REQUIRED TASK. Can you copy everything from the start of the material down to the line containing "figure-2 [893,1568,1455,1980]", with both ends included, reproducing each line precisely?

INPUT FOR THIS TASK.
-- START --
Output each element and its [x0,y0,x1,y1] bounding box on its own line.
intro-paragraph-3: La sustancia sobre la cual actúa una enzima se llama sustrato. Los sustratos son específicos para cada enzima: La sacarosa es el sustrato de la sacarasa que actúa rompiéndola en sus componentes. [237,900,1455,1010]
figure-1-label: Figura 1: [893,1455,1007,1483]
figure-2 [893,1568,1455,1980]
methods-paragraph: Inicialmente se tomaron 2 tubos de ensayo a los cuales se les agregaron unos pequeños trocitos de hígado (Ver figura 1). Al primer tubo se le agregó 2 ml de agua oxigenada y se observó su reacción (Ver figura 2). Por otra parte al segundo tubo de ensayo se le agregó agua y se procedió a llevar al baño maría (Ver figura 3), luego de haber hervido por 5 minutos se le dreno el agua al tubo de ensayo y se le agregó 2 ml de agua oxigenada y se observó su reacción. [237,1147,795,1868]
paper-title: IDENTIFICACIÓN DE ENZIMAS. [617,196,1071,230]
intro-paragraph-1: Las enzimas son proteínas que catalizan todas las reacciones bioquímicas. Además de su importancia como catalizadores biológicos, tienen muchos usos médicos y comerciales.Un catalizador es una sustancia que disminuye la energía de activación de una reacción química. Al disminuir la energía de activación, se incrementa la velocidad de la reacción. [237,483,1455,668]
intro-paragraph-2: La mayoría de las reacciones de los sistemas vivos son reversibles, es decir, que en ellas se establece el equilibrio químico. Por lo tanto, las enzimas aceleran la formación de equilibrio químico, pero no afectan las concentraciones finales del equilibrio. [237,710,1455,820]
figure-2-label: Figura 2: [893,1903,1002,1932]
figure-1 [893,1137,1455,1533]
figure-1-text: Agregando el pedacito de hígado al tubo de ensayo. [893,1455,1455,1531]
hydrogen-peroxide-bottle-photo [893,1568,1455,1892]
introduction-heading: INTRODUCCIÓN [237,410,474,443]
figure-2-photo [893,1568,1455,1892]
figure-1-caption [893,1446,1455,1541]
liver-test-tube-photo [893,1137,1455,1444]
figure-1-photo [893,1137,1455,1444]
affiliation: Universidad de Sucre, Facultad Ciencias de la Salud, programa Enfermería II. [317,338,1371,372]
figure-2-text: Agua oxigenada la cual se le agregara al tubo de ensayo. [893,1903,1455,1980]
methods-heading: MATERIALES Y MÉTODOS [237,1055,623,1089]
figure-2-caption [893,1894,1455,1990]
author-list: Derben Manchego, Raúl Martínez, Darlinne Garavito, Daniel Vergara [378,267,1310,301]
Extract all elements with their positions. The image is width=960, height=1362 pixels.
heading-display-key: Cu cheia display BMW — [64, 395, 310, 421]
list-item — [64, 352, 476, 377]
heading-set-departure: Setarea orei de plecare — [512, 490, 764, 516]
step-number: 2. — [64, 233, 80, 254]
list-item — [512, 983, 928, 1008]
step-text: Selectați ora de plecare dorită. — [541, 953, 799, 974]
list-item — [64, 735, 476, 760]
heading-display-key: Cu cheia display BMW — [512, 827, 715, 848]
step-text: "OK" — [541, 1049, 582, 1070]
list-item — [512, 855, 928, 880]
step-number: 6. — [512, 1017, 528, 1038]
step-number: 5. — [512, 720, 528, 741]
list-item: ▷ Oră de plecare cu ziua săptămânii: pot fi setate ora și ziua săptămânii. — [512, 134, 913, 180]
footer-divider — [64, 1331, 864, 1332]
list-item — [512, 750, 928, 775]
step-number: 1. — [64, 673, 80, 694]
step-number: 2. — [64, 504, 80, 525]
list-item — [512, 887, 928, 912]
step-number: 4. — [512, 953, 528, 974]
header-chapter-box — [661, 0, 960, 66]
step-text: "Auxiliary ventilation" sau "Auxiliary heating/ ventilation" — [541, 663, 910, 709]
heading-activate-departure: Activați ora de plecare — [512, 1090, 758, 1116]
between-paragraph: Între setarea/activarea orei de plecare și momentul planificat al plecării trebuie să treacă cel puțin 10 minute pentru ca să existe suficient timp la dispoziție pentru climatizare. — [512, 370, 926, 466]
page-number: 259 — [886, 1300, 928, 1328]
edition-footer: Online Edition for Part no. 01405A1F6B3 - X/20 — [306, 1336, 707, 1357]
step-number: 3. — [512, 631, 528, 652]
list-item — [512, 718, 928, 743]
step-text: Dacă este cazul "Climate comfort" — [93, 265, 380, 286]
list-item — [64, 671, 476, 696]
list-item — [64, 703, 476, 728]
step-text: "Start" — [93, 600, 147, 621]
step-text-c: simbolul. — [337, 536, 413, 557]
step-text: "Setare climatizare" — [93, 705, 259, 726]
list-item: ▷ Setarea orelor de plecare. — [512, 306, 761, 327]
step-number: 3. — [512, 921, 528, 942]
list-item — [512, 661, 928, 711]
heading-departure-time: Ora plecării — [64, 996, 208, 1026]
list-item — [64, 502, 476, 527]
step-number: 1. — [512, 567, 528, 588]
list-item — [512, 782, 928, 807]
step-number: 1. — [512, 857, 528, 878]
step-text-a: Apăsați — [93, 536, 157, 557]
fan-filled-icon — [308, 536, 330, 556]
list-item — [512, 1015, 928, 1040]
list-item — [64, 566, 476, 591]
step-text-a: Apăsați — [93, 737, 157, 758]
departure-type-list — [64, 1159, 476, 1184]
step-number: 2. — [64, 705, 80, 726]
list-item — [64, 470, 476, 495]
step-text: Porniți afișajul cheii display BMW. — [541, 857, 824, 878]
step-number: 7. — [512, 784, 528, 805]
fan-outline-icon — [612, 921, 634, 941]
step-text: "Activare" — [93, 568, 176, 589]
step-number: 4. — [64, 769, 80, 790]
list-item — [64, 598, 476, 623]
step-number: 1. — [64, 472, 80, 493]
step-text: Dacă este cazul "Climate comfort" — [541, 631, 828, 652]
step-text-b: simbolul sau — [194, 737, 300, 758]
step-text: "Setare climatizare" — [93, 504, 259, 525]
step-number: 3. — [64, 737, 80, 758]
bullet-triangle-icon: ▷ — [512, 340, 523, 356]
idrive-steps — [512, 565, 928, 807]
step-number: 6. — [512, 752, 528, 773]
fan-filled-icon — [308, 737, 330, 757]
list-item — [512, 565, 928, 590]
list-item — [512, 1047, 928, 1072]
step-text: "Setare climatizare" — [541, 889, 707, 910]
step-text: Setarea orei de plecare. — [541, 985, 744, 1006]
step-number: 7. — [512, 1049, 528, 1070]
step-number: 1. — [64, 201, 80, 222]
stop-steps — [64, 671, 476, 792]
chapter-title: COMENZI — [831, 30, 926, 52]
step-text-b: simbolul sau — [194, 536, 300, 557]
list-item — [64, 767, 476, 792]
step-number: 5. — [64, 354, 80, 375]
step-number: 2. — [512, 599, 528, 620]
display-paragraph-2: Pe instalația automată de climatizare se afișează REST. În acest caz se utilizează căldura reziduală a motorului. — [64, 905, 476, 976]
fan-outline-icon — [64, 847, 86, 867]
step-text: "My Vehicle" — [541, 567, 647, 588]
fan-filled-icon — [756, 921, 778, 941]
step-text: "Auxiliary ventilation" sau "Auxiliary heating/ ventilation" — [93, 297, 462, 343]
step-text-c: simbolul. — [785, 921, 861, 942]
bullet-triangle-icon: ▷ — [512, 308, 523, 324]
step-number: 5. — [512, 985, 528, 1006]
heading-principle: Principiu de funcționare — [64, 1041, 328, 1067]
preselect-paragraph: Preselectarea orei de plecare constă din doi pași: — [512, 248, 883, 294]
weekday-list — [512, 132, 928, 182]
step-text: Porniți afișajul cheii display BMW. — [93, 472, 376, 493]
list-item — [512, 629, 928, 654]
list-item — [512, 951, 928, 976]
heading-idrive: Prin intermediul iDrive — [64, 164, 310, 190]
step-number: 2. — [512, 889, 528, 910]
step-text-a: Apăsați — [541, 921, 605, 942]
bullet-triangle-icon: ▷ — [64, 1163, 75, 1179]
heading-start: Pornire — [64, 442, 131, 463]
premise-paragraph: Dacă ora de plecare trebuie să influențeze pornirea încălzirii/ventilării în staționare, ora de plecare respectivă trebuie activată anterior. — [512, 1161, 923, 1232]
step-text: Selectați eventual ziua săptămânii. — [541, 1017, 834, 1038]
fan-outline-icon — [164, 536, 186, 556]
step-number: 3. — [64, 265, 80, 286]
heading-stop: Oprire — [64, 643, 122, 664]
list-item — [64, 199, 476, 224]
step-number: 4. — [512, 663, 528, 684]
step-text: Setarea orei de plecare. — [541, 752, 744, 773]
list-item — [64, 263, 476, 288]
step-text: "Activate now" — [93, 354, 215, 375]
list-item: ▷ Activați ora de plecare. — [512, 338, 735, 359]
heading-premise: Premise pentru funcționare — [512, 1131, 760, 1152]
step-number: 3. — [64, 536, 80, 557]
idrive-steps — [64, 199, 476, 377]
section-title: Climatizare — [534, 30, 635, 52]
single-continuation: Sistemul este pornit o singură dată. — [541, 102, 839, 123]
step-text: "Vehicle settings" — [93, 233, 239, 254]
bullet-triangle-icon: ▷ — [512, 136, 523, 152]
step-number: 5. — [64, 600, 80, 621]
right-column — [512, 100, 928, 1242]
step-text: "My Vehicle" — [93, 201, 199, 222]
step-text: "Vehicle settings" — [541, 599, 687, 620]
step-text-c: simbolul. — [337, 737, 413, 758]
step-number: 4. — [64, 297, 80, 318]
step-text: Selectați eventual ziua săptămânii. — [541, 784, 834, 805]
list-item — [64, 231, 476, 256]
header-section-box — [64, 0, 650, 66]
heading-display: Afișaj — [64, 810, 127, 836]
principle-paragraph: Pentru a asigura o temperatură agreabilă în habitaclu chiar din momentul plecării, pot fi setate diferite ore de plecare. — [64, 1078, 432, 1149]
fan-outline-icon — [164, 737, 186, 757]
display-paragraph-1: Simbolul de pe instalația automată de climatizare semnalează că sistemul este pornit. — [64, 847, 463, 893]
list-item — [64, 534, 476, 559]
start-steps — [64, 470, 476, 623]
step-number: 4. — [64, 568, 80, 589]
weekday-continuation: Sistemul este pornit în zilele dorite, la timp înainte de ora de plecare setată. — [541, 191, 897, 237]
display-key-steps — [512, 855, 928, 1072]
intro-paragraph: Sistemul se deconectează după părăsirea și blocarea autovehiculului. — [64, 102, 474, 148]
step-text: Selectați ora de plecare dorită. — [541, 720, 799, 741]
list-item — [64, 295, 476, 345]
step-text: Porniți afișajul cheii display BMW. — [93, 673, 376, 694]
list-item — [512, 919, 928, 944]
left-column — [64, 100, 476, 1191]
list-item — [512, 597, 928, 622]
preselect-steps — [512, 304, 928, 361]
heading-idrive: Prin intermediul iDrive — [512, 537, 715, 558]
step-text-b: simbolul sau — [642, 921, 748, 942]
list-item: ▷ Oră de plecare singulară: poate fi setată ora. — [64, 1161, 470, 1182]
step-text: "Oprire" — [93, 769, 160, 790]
-- END --
FULL ANSWER.
Output each element and its [x0,y0,x1,y1] bounding box on its own line.
intro-paragraph-3: La sustancia sobre la cual actúa una enzima se llama sustrato. Los sustratos son específicos para cada enzima: La sacarosa es el sustrato de la sacarasa que actúa rompiéndola en sus componentes. [237,900,1455,1010]
figure-1-label: Figura 1: [893,1455,1007,1483]
figure-2 [893,1568,1455,1980]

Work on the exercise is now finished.